Written tasks>
1. In the buffer-sharing thread, rewrite the paragraph beginning "Well, the problem is with devices" as a short bulleted list that keeps its main points.
2. Translate this sentence from the buffer-sharing thread into German: "But if all the devices are known up front, then you never need to migrate unnecessarily."

Page>

· · · ·

Re: [Linaro-mm-sig] [RFC] dma-shared-buf: Add buffer sharing framework

12 Sep 2011


      On Sun, Sep 11, 2011 at 10:32:20AM -0500, Clark, Rob wrote:
...
On Sat, Sep 10, 2011 at 6:45 AM, Daniel Vetter daniel@ffwll.ch wrote:
...
On Fri, Sep 09, 2011 at 06:36:23PM -0500, Clark, Rob wrote:
...
with this sort of approach, if a new device is attached after the
first get_scatterlist the buffer can be, if needed, migrated using the
union of all the devices requirements at a point in time when no DMA
is active to/from the buffer.  But if all the devices are known up
front, then you never need to migrate unnecessarily.
Well, the problem is with devices that hang onto mappings for way too long
so just waiting for all dma to finish to be able to fix up the buffer
placement is a no-go. But I think we can postpone that issue a bit,
especially since the drivers that tend to do this (gpus) can also evict
objects nilly-willy, so that should be fixable with some explicit
kill_your_mappings callback attached to drm_buf_attachment (or full-blown
sync objects a là ttm).

· · · ·

Data segment>
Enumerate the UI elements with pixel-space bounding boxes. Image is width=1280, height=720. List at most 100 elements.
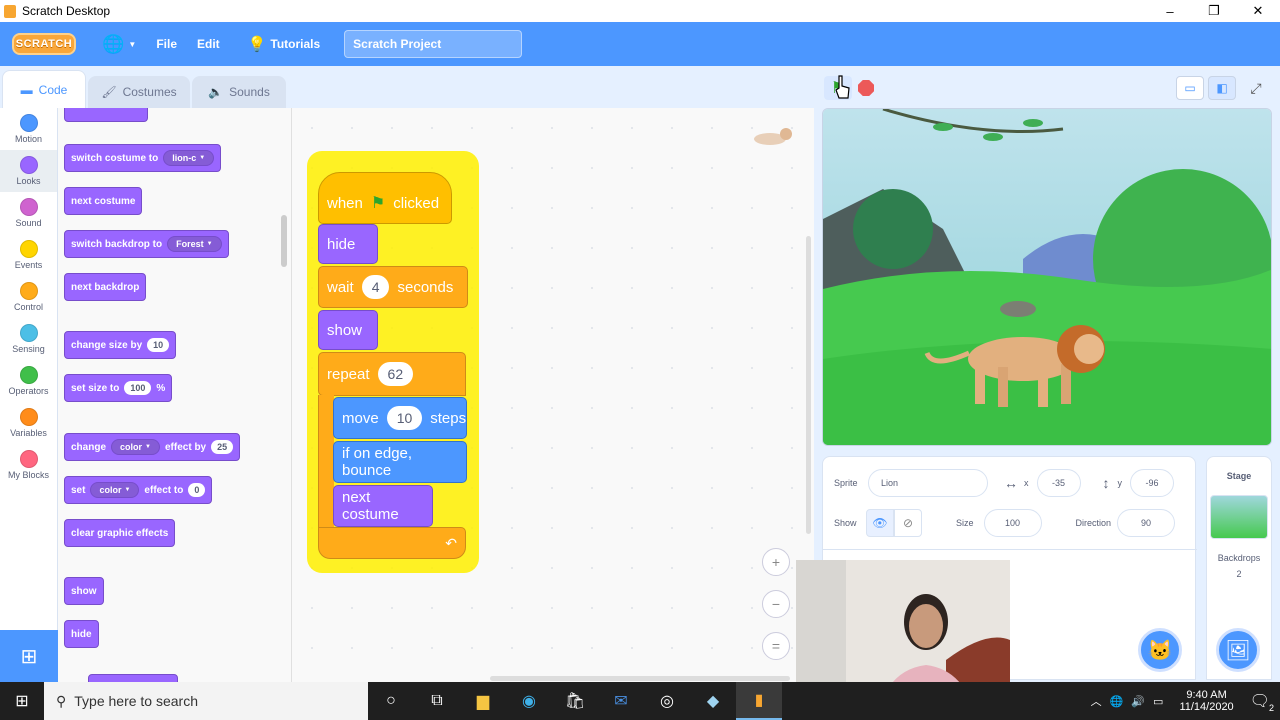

· · · ·

Solutions to the problems>
1.
- Some devices hold onto mappings for far too long, so waiting for all DMA to finish before fixing buffer placement is not workable.
- The issue can be put off for a while, because the drivers that tend to do this (GPUs) can also evict objects freely.
- It should be fixable with an explicit kill_your_mappings callback attached to drm_buf_attachment, or with full-blown sync objects as in ttm.

2. Wenn aber alle Geräte von vornherein bekannt sind, muss man nie unnötig migrieren.